• **The task**
It is required that all of the data be written out exactly.

----- Exercise materials -----

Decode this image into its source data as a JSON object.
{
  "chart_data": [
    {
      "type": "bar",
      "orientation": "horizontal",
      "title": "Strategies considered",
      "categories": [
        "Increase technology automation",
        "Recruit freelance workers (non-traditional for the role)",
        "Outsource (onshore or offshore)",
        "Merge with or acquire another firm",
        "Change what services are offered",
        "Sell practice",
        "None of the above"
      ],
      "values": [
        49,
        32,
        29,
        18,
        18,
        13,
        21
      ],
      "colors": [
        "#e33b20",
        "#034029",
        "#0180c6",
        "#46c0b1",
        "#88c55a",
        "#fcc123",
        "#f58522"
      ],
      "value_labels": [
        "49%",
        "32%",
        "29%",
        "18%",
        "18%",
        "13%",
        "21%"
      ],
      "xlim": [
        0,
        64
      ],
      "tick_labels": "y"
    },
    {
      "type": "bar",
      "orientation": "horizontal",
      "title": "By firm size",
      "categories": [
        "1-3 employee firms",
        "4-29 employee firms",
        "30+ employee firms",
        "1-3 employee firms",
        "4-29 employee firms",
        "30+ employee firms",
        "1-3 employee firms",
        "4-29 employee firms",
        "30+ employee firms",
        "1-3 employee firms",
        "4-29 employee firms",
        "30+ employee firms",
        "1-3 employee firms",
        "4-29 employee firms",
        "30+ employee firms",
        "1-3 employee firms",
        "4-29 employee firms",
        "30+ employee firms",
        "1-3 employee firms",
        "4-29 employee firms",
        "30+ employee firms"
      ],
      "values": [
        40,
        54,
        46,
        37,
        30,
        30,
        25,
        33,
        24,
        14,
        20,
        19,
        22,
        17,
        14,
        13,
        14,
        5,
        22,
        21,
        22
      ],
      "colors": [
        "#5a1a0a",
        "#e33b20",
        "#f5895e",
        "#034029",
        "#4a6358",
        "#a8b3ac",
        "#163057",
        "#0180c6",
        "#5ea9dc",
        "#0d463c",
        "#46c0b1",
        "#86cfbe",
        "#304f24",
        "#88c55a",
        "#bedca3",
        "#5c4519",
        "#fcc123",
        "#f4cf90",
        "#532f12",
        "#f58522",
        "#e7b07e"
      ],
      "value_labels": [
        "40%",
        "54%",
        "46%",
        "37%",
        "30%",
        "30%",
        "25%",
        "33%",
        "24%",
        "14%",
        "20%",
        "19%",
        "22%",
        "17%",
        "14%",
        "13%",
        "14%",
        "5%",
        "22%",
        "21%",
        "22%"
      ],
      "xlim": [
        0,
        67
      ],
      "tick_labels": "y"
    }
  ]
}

-----

• **Reply to the task**
Decode this image into its source data as a JSON object.
{
  "chart_data": [
    {
      "type": "bar",
      "orientation": "horizontal",
      "title": "Strategies considered",
      "categories": [
        "Increase technology automation",
        "Recruit freelance workers (non-traditional for the role)",
        "Outsource (onshore or offshore)",
        "Merge with or acquire another firm",
        "Change what services are offered",
        "Sell practice",
        "None of the above"
      ],
      "values": [
        49,
        32,
        29,
        18,
        18,
        13,
        21
      ],
      "colors": [
        "#e33b20",
        "#034029",
        "#0180c6",
        "#46c0b1",
        "#88c55a",
        "#fcc123",
        "#f58522"
      ],
      "value_labels": [
        "49%",
        "32%",
        "29%",
        "18%",
        "18%",
        "13%",
        "21%"
      ],
      "xlim": [
        0,
        64
      ],
      "tick_labels": "y"
    },
    {
      "type": "bar",
      "orientation": "horizontal",
      "title": "By firm size",
      "categories": [
        "1-3 employee firms",
        "4-29 employee firms",
        "30+ employee firms",
        "1-3 employee firms",
        "4-29 employee firms",
        "30+ employee firms",
        "1-3 employee firms",
        "4-29 employee firms",
        "30+ employee firms",
        "1-3 employee firms",
        "4-29 employee firms",
        "30+ employee firms",
        "1-3 employee firms",
        "4-29 employee firms",
        "30+ employee firms",
        "1-3 employee firms",
        "4-29 employee firms",
        "30+ employee firms",
        "1-3 employee firms",
        "4-29 employee firms",
        "30+ employee firms"
      ],
      "values": [
        40,
        54,
        46,
        37,
        30,
        30,
        25,
        33,
        24,
        14,
        20,
        19,
        22,
        17,
        14,
        13,
        14,
        5,
        22,
        21,
        22
      ],
      "colors": [
        "#5a1a0a",
        "#e33b20",
        "#f5895e",
        "#034029",
        "#4a6358",
        "#a8b3ac",
        "#163057",
        "#0180c6",
        "#5ea9dc",
        "#0d463c",
        "#46c0b1",
        "#86cfbe",
        "#304f24",
        "#88c55a",
        "#bedca3",
        "#5c4519",
        "#fcc123",
        "#f4cf90",
        "#532f12",
        "#f58522",
        "#e7b07e"
      ],
      "value_labels": [
        "40%",
        "54%",
        "46%",
        "37%",
        "30%",
        "30%",
        "25%",
        "33%",
        "24%",
        "14%",
        "20%",
        "19%",
        "22%",
        "17%",
        "14%",
        "13%",
        "14%",
        "5%",
        "22%",
        "21%",
        "22%"
      ],
      "xlim": [
        0,
        67
      ],
      "tick_labels": "y"
    }
  ]
}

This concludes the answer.